*DATASET CONTENT*:

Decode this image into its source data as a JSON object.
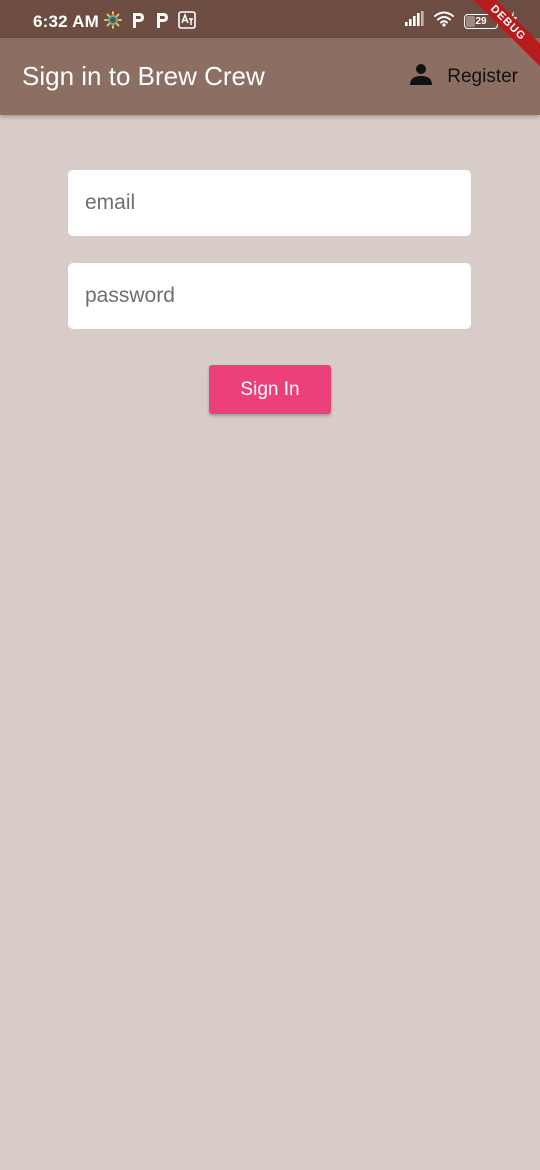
{
  "status_bar": {
    "time": "6:32 AM",
    "battery_level": "29"
  },
  "app_bar": {
    "title": "Sign in to Brew Crew",
    "register_label": "Register"
  },
  "debug_banner": {
    "label": "DEBUG"
  },
  "form": {
    "email_placeholder": "email",
    "password_placeholder": "password",
    "sign_in_label": "Sign In"
  },
  "colors": {
    "status_bar": "#6d4c41",
    "app_bar": "#8d6e63",
    "background": "#d7ccc8",
    "accent": "#ec407a"
  },
  "icons": {
    "status_left": [
      "app-notification-icon",
      "pinterest-icon",
      "pinterest-icon",
      "translate-icon"
    ],
    "status_right": [
      "signal-icon",
      "wifi-icon",
      "battery-icon",
      "charging-icon"
    ],
    "app_bar": [
      "person-icon"
    ]
  }
}
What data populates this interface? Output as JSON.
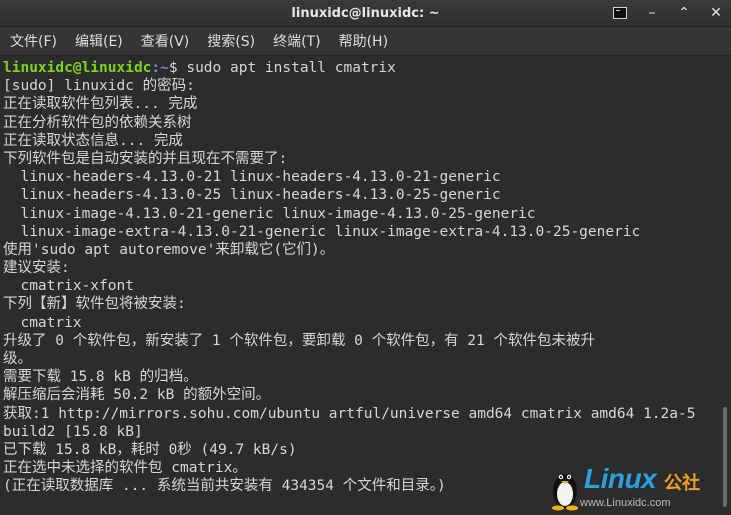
{
  "window": {
    "title": "linuxidc@linuxidc: ~"
  },
  "menu": {
    "items": [
      "文件(F)",
      "编辑(E)",
      "查看(V)",
      "搜索(S)",
      "终端(T)",
      "帮助(H)"
    ]
  },
  "prompt": {
    "user": "linuxidc@linuxidc",
    "path": ":~",
    "symbol": "$ ",
    "command": "sudo apt install cmatrix"
  },
  "output_lines": [
    "[sudo] linuxidc 的密码:",
    "正在读取软件包列表... 完成",
    "正在分析软件包的依赖关系树",
    "正在读取状态信息... 完成",
    "下列软件包是自动安装的并且现在不需要了:",
    "  linux-headers-4.13.0-21 linux-headers-4.13.0-21-generic",
    "  linux-headers-4.13.0-25 linux-headers-4.13.0-25-generic",
    "  linux-image-4.13.0-21-generic linux-image-4.13.0-25-generic",
    "  linux-image-extra-4.13.0-21-generic linux-image-extra-4.13.0-25-generic",
    "使用'sudo apt autoremove'来卸载它(它们)。",
    "建议安装:",
    "  cmatrix-xfont",
    "下列【新】软件包将被安装:",
    "  cmatrix",
    "升级了 0 个软件包，新安装了 1 个软件包，要卸载 0 个软件包，有 21 个软件包未被升",
    "级。",
    "需要下载 15.8 kB 的归档。",
    "解压缩后会消耗 50.2 kB 的额外空间。",
    "获取:1 http://mirrors.sohu.com/ubuntu artful/universe amd64 cmatrix amd64 1.2a-5",
    "build2 [15.8 kB]",
    "已下载 15.8 kB，耗时 0秒 (49.7 kB/s)",
    "正在选中未选择的软件包 cmatrix。",
    "(正在读取数据库 ... 系统当前共安装有 434354 个文件和目录。)"
  ],
  "watermark": {
    "brand": "Linux",
    "cn": "公社",
    "url": "www.Linuxidc.com"
  },
  "colors": {
    "prompt_user": "#7ad51e",
    "prompt_path": "#6a8fd4",
    "text": "#d6d6d6",
    "background": "#2c2c2c"
  }
}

*WHAT THE TASK ASKS*: Show every line of the listing in which the string "generic" can be found.

*COMPLETED EXERCISE*:
    "  linux-headers-4.13.0-21 linux-headers-4.13.0-21-generic",
    "  linux-headers-4.13.0-25 linux-headers-4.13.0-25-generic",
    "  linux-image-4.13.0-21-generic linux-image-4.13.0-25-generic",
    "  linux-image-extra-4.13.0-21-generic linux-image-extra-4.13.0-25-generic",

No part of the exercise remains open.